*Exercise requirements*.
Look for "ylabel" in each line of the entries, and return the matching lines.
start Material provided
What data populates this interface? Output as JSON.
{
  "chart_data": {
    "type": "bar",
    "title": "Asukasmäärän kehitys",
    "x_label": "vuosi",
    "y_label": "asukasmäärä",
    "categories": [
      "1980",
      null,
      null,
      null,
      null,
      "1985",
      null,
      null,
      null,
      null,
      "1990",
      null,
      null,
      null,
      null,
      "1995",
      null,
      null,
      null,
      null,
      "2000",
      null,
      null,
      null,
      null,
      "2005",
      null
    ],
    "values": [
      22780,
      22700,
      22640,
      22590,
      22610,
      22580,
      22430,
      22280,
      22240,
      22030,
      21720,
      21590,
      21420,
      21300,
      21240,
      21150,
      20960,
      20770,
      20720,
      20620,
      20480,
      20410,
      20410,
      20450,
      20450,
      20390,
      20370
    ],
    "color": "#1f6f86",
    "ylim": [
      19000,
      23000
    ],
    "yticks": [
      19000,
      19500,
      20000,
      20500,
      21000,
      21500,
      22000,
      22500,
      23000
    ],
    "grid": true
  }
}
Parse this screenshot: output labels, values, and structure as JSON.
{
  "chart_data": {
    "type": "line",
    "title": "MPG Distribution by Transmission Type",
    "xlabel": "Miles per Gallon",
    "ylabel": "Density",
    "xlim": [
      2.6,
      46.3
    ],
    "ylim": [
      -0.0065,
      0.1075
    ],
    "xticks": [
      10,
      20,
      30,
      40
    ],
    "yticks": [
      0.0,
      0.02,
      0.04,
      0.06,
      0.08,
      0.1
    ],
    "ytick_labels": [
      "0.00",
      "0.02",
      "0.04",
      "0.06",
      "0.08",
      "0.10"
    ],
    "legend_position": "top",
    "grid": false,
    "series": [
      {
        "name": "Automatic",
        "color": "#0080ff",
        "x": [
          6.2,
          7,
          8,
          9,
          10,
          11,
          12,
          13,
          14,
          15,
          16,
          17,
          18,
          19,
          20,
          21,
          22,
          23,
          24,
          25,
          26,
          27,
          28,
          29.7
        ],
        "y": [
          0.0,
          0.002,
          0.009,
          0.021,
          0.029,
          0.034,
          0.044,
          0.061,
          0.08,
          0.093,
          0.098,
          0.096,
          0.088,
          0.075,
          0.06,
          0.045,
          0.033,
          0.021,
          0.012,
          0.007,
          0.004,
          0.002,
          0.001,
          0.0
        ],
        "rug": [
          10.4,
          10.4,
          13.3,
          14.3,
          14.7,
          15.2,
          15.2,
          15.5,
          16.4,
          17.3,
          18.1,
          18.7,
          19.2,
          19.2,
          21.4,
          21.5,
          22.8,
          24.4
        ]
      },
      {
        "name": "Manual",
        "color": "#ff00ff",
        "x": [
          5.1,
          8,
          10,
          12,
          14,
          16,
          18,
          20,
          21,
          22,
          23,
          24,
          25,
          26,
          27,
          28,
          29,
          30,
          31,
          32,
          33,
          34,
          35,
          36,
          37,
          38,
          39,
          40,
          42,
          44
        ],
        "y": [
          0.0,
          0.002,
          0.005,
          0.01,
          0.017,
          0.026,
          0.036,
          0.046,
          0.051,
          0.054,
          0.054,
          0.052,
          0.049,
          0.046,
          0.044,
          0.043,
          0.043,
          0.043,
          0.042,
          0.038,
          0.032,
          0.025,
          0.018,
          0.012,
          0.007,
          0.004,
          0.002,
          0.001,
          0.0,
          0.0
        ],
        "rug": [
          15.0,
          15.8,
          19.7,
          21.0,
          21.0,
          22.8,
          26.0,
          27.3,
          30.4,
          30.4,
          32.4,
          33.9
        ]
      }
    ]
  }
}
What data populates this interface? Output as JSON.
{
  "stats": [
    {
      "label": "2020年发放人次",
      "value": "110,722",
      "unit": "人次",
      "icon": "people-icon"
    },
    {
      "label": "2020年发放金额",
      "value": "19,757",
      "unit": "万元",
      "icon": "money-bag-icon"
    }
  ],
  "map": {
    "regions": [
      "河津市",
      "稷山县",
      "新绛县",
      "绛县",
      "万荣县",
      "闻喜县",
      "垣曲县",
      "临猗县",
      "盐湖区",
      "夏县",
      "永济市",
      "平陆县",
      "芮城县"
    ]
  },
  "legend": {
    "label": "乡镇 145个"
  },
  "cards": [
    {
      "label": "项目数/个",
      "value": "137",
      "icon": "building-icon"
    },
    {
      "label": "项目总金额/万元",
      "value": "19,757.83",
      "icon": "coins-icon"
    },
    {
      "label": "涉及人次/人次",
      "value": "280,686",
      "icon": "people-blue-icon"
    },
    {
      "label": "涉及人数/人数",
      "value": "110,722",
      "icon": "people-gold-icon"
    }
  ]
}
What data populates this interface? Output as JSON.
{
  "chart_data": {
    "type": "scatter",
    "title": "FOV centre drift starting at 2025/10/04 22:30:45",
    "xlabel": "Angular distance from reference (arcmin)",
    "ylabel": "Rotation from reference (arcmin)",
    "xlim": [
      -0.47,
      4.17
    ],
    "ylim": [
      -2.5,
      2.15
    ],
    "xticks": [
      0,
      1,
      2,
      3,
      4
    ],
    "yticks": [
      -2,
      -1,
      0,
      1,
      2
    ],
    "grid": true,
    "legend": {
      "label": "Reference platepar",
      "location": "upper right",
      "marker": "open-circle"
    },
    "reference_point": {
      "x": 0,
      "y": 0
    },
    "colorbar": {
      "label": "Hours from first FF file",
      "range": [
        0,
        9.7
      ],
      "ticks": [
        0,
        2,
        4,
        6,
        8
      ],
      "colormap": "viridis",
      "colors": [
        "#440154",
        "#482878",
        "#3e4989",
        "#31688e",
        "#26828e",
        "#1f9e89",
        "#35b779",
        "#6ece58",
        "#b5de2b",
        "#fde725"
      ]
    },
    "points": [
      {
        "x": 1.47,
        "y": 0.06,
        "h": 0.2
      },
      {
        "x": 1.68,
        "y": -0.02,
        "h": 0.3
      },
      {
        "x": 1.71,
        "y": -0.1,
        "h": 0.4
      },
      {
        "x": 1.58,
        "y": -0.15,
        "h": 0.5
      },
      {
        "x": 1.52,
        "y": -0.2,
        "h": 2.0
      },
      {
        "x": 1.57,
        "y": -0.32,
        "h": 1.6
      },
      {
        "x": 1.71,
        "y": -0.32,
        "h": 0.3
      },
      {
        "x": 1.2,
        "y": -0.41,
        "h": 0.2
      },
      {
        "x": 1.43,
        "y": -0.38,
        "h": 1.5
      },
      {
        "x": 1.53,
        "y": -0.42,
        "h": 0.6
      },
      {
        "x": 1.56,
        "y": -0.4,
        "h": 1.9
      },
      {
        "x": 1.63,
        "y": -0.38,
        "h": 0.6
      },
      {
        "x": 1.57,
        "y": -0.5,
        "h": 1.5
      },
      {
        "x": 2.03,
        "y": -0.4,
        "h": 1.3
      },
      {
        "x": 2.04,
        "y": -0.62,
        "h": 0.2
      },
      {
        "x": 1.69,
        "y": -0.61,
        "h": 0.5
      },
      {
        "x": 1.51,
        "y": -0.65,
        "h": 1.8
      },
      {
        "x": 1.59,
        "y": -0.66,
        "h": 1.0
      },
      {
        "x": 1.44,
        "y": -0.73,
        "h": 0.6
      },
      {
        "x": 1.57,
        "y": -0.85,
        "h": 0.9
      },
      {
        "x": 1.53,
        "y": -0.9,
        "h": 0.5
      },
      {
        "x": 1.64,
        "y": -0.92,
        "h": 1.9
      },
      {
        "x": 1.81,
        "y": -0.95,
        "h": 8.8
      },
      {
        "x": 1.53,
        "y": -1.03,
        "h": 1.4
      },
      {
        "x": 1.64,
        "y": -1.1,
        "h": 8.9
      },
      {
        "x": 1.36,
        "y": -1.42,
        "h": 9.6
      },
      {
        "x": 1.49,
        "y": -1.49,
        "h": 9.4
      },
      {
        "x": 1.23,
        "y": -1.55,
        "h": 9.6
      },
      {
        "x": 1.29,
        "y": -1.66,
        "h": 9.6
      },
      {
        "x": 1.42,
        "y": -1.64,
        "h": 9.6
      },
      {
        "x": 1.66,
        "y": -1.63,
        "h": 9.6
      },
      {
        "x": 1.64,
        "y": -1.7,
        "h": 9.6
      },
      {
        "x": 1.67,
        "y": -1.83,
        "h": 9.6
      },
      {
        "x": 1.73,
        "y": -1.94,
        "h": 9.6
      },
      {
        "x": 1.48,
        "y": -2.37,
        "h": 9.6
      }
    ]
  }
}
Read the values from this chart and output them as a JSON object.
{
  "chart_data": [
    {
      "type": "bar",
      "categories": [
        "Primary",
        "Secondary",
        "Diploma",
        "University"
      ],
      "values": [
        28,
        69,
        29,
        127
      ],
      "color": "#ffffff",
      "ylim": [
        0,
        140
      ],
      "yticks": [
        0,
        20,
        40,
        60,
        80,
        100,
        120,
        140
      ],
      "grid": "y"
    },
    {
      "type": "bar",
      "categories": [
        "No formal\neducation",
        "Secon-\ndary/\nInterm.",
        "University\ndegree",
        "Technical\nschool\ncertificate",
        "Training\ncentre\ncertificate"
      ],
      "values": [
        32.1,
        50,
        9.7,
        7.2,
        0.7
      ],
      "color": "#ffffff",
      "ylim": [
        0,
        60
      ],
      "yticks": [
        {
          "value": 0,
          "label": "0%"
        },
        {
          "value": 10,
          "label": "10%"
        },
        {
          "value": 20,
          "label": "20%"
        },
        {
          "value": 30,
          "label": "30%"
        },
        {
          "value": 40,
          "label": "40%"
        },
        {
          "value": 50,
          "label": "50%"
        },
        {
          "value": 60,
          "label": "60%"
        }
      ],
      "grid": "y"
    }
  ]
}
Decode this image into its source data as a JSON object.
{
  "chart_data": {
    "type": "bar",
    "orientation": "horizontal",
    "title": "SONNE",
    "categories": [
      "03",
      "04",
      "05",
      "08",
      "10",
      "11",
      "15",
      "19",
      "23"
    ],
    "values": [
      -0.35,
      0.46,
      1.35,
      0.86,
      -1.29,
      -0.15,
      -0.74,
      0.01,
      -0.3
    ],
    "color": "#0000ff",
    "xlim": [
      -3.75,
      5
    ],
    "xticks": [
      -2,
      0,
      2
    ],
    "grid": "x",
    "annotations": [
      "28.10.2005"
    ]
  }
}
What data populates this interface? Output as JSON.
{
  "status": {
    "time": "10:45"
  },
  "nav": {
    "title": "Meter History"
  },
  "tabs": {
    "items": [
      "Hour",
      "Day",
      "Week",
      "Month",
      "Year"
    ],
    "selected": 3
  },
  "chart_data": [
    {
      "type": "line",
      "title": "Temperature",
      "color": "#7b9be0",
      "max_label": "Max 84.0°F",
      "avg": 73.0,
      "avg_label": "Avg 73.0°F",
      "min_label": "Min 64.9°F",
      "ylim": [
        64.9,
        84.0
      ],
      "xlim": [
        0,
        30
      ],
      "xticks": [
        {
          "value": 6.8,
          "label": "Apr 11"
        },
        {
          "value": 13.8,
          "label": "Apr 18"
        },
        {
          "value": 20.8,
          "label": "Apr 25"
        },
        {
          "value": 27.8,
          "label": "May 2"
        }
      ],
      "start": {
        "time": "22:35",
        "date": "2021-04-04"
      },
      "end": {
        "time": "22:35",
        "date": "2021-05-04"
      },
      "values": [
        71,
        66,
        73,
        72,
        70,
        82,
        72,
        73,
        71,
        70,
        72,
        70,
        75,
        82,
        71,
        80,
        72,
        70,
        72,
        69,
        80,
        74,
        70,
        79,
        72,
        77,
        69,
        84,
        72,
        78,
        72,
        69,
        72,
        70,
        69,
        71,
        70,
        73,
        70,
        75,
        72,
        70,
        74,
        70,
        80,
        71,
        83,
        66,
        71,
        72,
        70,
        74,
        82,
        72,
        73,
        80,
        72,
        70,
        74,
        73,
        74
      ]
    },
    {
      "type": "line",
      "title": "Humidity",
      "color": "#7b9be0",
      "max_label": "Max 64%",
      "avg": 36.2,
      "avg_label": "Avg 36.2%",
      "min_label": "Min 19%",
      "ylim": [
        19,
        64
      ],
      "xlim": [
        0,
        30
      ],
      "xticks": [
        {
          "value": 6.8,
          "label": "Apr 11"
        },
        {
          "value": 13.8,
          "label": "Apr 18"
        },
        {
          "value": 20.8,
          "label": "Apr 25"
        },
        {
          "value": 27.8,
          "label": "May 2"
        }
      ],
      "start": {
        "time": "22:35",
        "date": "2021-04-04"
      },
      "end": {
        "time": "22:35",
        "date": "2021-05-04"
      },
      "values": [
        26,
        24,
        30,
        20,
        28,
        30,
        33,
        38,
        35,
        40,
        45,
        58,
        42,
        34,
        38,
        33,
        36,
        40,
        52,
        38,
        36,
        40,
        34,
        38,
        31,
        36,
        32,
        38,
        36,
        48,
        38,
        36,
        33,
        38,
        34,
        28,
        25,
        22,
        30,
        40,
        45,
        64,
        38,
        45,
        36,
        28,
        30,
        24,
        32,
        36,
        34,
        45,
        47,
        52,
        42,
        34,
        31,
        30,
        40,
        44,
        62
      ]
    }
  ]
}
end Material provided
*Response below*.
    "ylabel": "Density",
    "ylabel": "Rotation from reference (arcmin)",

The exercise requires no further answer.